Dataset rows about figures:
● ● ● ●

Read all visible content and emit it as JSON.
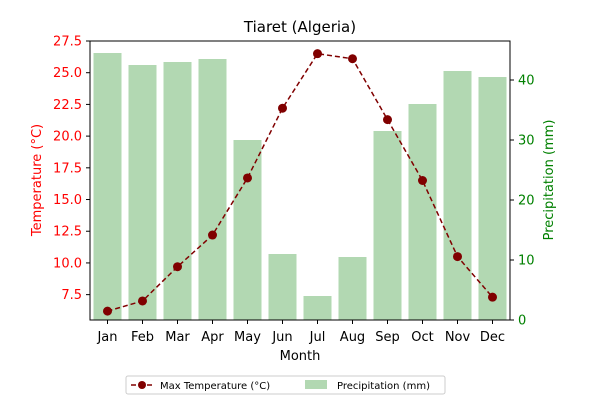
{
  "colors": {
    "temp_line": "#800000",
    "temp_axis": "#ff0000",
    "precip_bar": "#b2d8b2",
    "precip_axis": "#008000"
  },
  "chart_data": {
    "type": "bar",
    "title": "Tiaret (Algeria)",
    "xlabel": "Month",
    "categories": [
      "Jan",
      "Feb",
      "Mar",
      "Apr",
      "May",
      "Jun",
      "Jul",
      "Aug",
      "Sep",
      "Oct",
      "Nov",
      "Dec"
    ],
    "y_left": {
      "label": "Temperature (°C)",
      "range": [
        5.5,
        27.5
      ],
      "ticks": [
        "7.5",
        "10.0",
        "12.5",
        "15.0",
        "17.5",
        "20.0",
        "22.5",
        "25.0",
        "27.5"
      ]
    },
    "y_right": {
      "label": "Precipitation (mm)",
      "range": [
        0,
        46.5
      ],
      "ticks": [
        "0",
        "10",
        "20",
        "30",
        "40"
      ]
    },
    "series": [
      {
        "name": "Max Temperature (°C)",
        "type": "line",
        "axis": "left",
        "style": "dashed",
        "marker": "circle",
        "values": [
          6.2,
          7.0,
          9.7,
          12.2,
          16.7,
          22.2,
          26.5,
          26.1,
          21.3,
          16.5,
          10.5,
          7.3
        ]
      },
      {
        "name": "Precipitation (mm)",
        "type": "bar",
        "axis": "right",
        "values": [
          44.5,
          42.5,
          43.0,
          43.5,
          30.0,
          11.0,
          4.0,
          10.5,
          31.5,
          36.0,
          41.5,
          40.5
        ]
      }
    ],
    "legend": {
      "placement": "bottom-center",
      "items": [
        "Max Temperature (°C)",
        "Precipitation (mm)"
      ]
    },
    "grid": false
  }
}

● ● ● ●

# [Problem details]
Find how many lines hold the string "Precipitation", and state that number alone.

# [Final result]
3